▶ **WRITTEN INSTRUCTION**:
Quote all of the data exactly as given. Skip every picture it contains.

▶ **DATA TO PROCESS**:
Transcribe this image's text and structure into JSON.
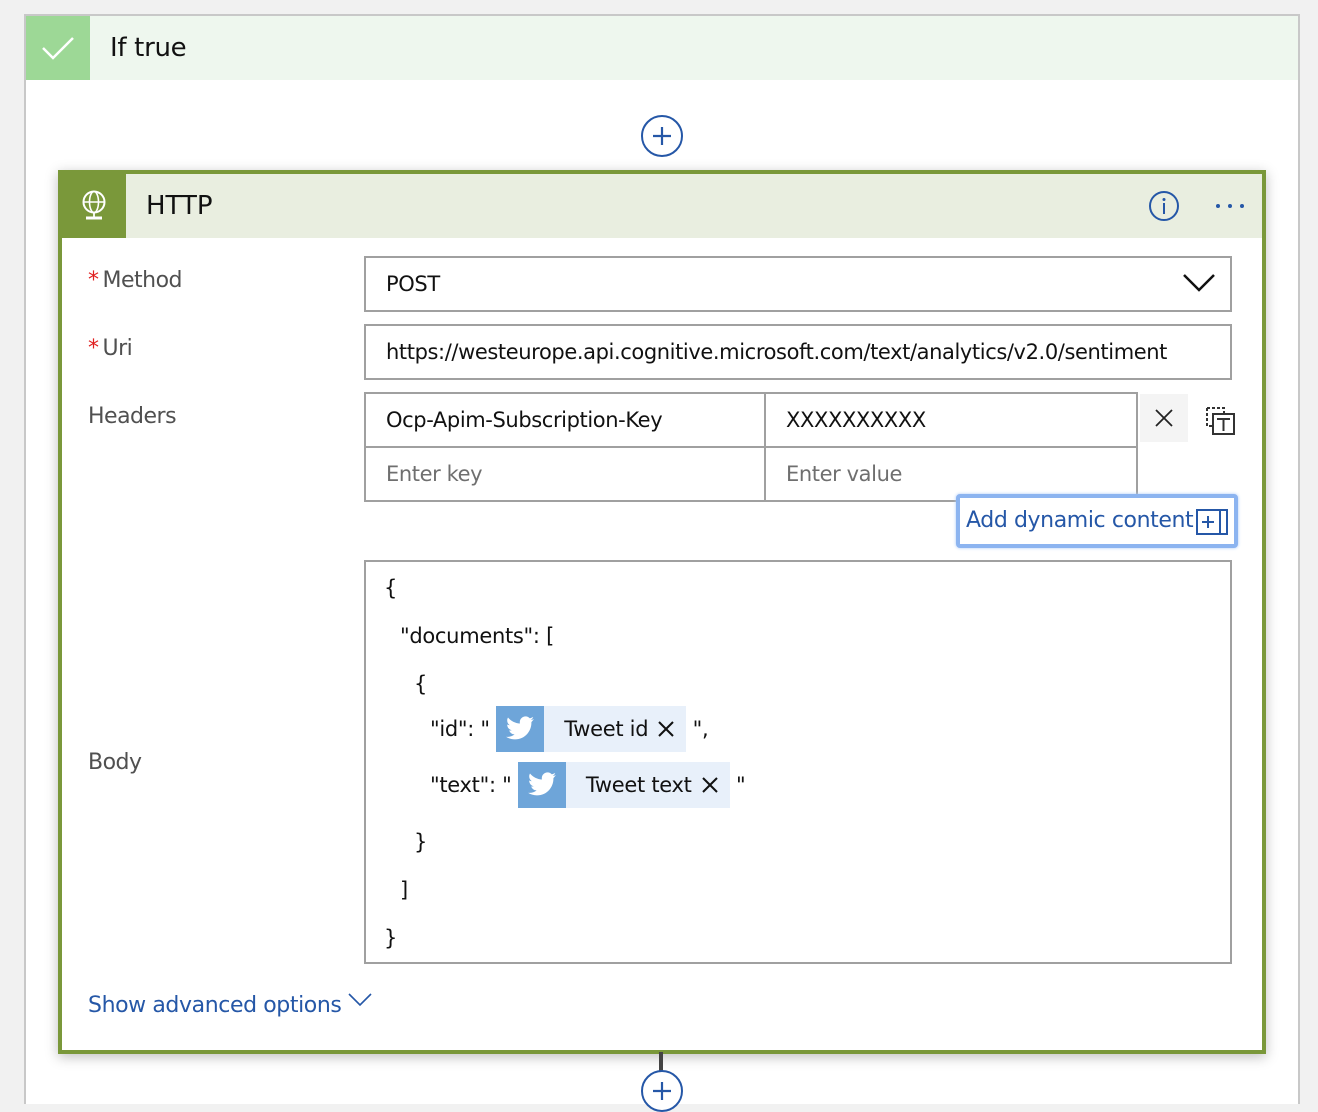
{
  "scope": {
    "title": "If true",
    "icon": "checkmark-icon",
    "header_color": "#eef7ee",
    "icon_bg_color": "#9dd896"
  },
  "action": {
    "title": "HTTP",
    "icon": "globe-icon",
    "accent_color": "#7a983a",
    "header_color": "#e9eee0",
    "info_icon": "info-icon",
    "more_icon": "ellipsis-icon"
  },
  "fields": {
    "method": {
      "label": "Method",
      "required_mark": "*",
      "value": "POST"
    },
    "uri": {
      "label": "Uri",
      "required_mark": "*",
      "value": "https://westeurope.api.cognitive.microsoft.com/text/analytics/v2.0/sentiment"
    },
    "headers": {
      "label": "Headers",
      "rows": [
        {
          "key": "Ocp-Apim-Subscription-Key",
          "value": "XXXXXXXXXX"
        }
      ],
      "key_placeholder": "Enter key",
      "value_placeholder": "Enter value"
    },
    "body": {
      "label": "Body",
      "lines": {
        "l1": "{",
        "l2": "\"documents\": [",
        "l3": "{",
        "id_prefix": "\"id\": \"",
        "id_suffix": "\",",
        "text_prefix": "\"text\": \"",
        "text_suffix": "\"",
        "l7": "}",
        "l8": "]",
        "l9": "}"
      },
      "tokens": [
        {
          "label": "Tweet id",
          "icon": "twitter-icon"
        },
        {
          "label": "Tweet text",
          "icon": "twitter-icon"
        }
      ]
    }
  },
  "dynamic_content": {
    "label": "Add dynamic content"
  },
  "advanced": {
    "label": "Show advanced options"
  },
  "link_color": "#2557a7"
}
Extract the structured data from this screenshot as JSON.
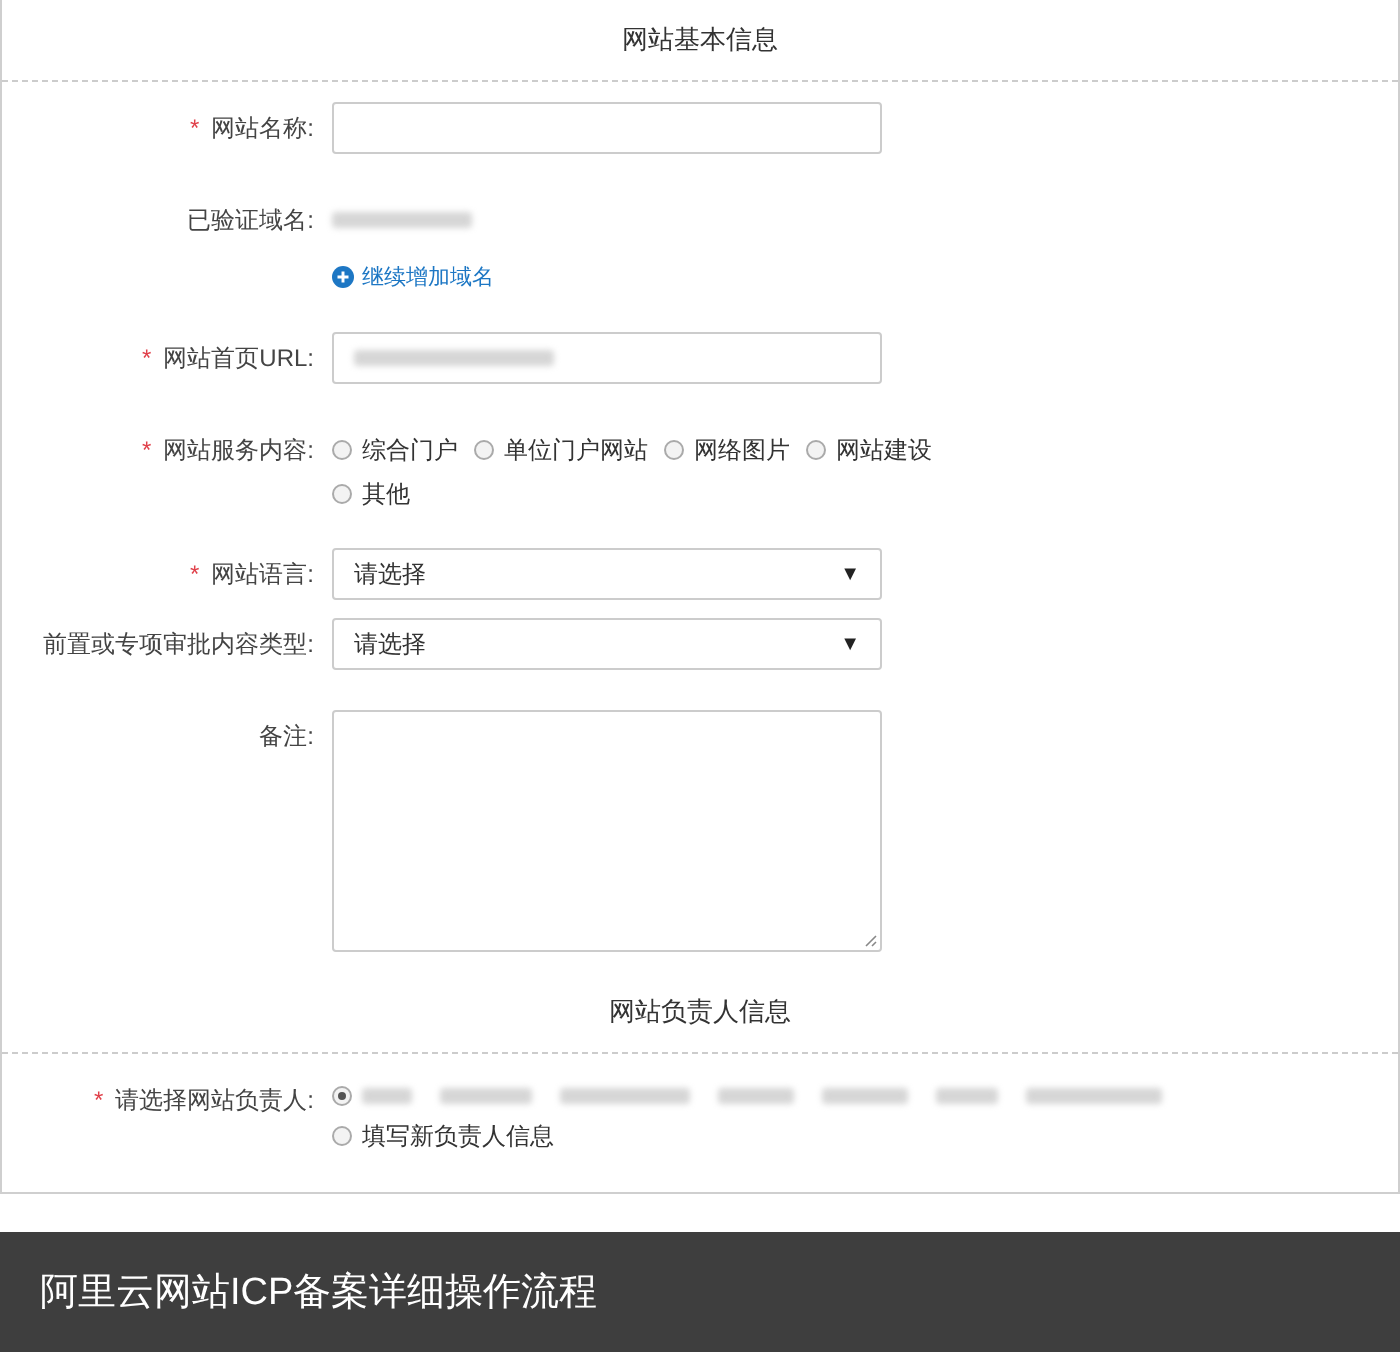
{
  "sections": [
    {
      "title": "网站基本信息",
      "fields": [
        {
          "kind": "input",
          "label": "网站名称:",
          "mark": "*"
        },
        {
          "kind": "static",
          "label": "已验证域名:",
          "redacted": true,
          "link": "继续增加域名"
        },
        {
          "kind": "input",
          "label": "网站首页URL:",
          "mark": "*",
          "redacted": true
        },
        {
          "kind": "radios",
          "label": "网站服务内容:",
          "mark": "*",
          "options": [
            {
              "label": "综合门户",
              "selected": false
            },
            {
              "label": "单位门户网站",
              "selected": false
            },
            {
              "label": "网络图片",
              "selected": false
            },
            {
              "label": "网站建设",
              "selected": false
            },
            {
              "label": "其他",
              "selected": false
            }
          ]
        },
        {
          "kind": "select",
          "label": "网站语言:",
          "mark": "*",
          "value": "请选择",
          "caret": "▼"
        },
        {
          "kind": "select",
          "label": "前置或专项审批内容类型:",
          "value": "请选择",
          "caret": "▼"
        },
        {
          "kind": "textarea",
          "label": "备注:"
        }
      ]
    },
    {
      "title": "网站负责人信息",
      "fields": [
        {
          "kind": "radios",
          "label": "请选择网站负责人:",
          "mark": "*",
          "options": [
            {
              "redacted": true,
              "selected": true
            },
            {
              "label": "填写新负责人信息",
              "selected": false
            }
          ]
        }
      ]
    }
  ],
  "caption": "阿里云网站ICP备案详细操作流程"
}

▶ **TASK RESPONSE**:
Transcribe this image's text and structure into JSON.
{
  "scope": {
    "title": "If true",
    "icon": "checkmark-icon",
    "header_color": "#eef7ee",
    "icon_bg_color": "#9dd896"
  },
  "action": {
    "title": "HTTP",
    "icon": "globe-icon",
    "accent_color": "#7a983a",
    "header_color": "#e9eee0",
    "info_icon": "info-icon",
    "more_icon": "ellipsis-icon"
  },
  "fields": {
    "method": {
      "label": "Method",
      "required_mark": "*",
      "value": "POST"
    },
    "uri": {
      "label": "Uri",
      "required_mark": "*",
      "value": "https://westeurope.api.cognitive.microsoft.com/text/analytics/v2.0/sentiment"
    },
    "headers": {
      "label": "Headers",
      "rows": [
        {
          "key": "Ocp-Apim-Subscription-Key",
          "value": "XXXXXXXXXX"
        }
      ],
      "key_placeholder": "Enter key",
      "value_placeholder": "Enter value"
    },
    "body": {
      "label": "Body",
      "lines": {
        "l1": "{",
        "l2": "\"documents\": [",
        "l3": "{",
        "id_prefix": "\"id\": \"",
        "id_suffix": "\",",
        "text_prefix": "\"text\": \"",
        "text_suffix": "\"",
        "l7": "}",
        "l8": "]",
        "l9": "}"
      },
      "tokens": [
        {
          "label": "Tweet id",
          "icon": "twitter-icon"
        },
        {
          "label": "Tweet text",
          "icon": "twitter-icon"
        }
      ]
    }
  },
  "dynamic_content": {
    "label": "Add dynamic content"
  },
  "advanced": {
    "label": "Show advanced options"
  },
  "link_color": "#2557a7"
}
Extract the structured data from this screenshot as JSON.
{
  "sections": [
    {
      "title": "网站基本信息",
      "fields": [
        {
          "kind": "input",
          "label": "网站名称:",
          "mark": "*"
        },
        {
          "kind": "static",
          "label": "已验证域名:",
          "redacted": true,
          "link": "继续增加域名"
        },
        {
          "kind": "input",
          "label": "网站首页URL:",
          "mark": "*",
          "redacted": true
        },
        {
          "kind": "radios",
          "label": "网站服务内容:",
          "mark": "*",
          "options": [
            {
              "label": "综合门户",
              "selected": false
            },
            {
              "label": "单位门户网站",
              "selected": false
            },
            {
              "label": "网络图片",
              "selected": false
            },
            {
              "label": "网站建设",
              "selected": false
            },
            {
              "label": "其他",
              "selected": false
            }
          ]
        },
        {
          "kind": "select",
          "label": "网站语言:",
          "mark": "*",
          "value": "请选择",
          "caret": "▼"
        },
        {
          "kind": "select",
          "label": "前置或专项审批内容类型:",
          "value": "请选择",
          "caret": "▼"
        },
        {
          "kind": "textarea",
          "label": "备注:"
        }
      ]
    },
    {
      "title": "网站负责人信息",
      "fields": [
        {
          "kind": "radios",
          "label": "请选择网站负责人:",
          "mark": "*",
          "options": [
            {
              "redacted": true,
              "selected": true
            },
            {
              "label": "填写新负责人信息",
              "selected": false
            }
          ]
        }
      ]
    }
  ],
  "caption": "阿里云网站ICP备案详细操作流程"
}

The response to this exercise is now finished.